WORK REQUIRED. Filter the listing and keep only the lines with the word "surface".

DATA ENTRIES.
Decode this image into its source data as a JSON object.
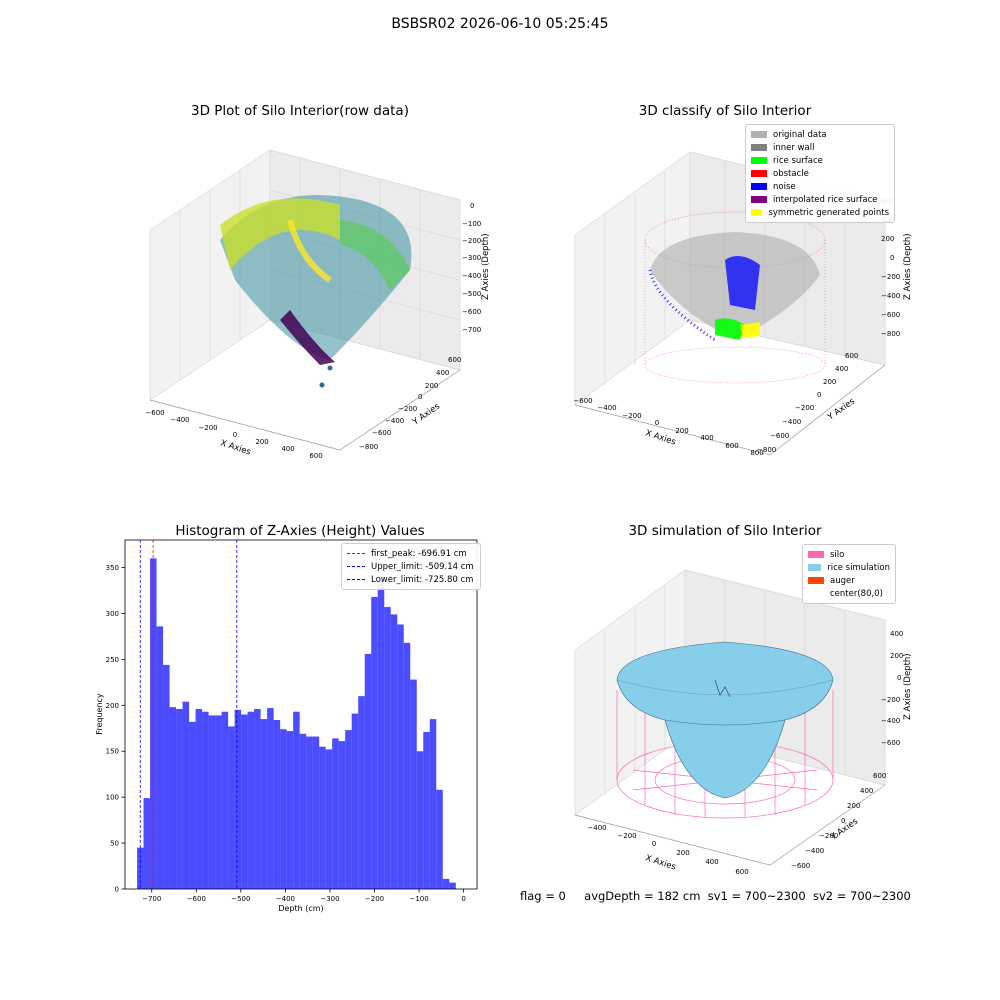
{
  "suptitle": "BSBSR02 2026-06-10 05:25:45",
  "panels": {
    "raw": {
      "title": "3D Plot of Silo Interior(row data)",
      "xlabel": "X Axies",
      "ylabel": "Y Axies",
      "zlabel": "Z Axies (Depth)",
      "xticks": [
        "−600",
        "−400",
        "−200",
        "0",
        "200",
        "400",
        "600"
      ],
      "yticks": [
        "600",
        "400",
        "200",
        "0",
        "−200",
        "−400",
        "−600",
        "−800"
      ],
      "zticks": [
        "0",
        "−100",
        "−200",
        "−300",
        "−400",
        "−500",
        "−600",
        "−700"
      ]
    },
    "classify": {
      "title": "3D classify of Silo Interior",
      "xlabel": "X Axies",
      "ylabel": "Y Axies",
      "zlabel": "Z Axies (Depth)",
      "xticks": [
        "−600",
        "−400",
        "−200",
        "0",
        "200",
        "400",
        "600",
        "800"
      ],
      "yticks": [
        "600",
        "400",
        "200",
        "0",
        "−200",
        "−400",
        "−600",
        "−800"
      ],
      "zticks": [
        "600",
        "400",
        "200",
        "0",
        "−200",
        "−400",
        "−600",
        "−800"
      ],
      "legend": [
        {
          "label": "original data",
          "color": "#b0b0b0"
        },
        {
          "label": "inner wall",
          "color": "#808080"
        },
        {
          "label": "rice surface",
          "color": "#00ff00"
        },
        {
          "label": "obstacle",
          "color": "#ff0000"
        },
        {
          "label": "noise",
          "color": "#0000ff"
        },
        {
          "label": "interpolated rice surface",
          "color": "#800080"
        },
        {
          "label": "symmetric generated points",
          "color": "#ffff00"
        }
      ]
    },
    "simulation": {
      "title": "3D simulation of Silo Interior",
      "xlabel": "X Axies",
      "ylabel": "Y Axies",
      "zlabel": "Z Axies (Depth)",
      "xticks": [
        "−400",
        "−200",
        "0",
        "200",
        "400",
        "600"
      ],
      "yticks": [
        "600",
        "400",
        "200",
        "0",
        "−200",
        "−400",
        "−600"
      ],
      "zticks": [
        "400",
        "200",
        "0",
        "−200",
        "−400",
        "−600"
      ],
      "legend": [
        {
          "label": "silo",
          "color": "#ff69b4"
        },
        {
          "label": "rice simulation",
          "color": "#87ceeb"
        },
        {
          "label": "auger",
          "color": "#ff4500"
        },
        {
          "label": "center(80,0)",
          "color": "#ffffff"
        }
      ]
    }
  },
  "chart_data": {
    "type": "bar",
    "title": "Histogram of Z-Axies (Height) Values",
    "xlabel": "Depth (cm)",
    "ylabel": "Frequency",
    "xlim": [
      -760,
      30
    ],
    "ylim": [
      0,
      380
    ],
    "xticks": [
      -700,
      -600,
      -500,
      -400,
      -300,
      -200,
      -100,
      0
    ],
    "yticks": [
      0,
      50,
      100,
      150,
      200,
      250,
      300,
      350
    ],
    "bin_width": 14.6,
    "bin_start": -733,
    "values": [
      45,
      99,
      360,
      286,
      244,
      198,
      196,
      204,
      182,
      196,
      193,
      189,
      189,
      193,
      177,
      195,
      190,
      193,
      196,
      185,
      197,
      184,
      174,
      172,
      193,
      169,
      166,
      166,
      155,
      152,
      164,
      161,
      173,
      191,
      210,
      256,
      318,
      336,
      307,
      299,
      288,
      268,
      228,
      150,
      171,
      185,
      108,
      11,
      7
    ],
    "bar_color": "#0000ff",
    "bar_alpha": 0.7,
    "vlines": [
      {
        "label": "first_peak: -696.91 cm",
        "x": -696.91,
        "color": "#ff0000"
      },
      {
        "label": "Upper_limit: -509.14 cm",
        "x": -509.14,
        "color": "#0000ff"
      },
      {
        "label": "Lower_limit: -725.80 cm",
        "x": -725.8,
        "color": "#0000ff"
      }
    ],
    "legend_position": "top-right",
    "grid": false
  },
  "status": {
    "flag": "flag = 0",
    "avg": "avgDepth = 182 cm",
    "sv1": "sv1 = 700~2300",
    "sv2": "sv2 = 700~2300"
  }
}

ANSWER TO THE PROBLEM.
          "label": "rice surface",
          "label": "interpolated rice surface",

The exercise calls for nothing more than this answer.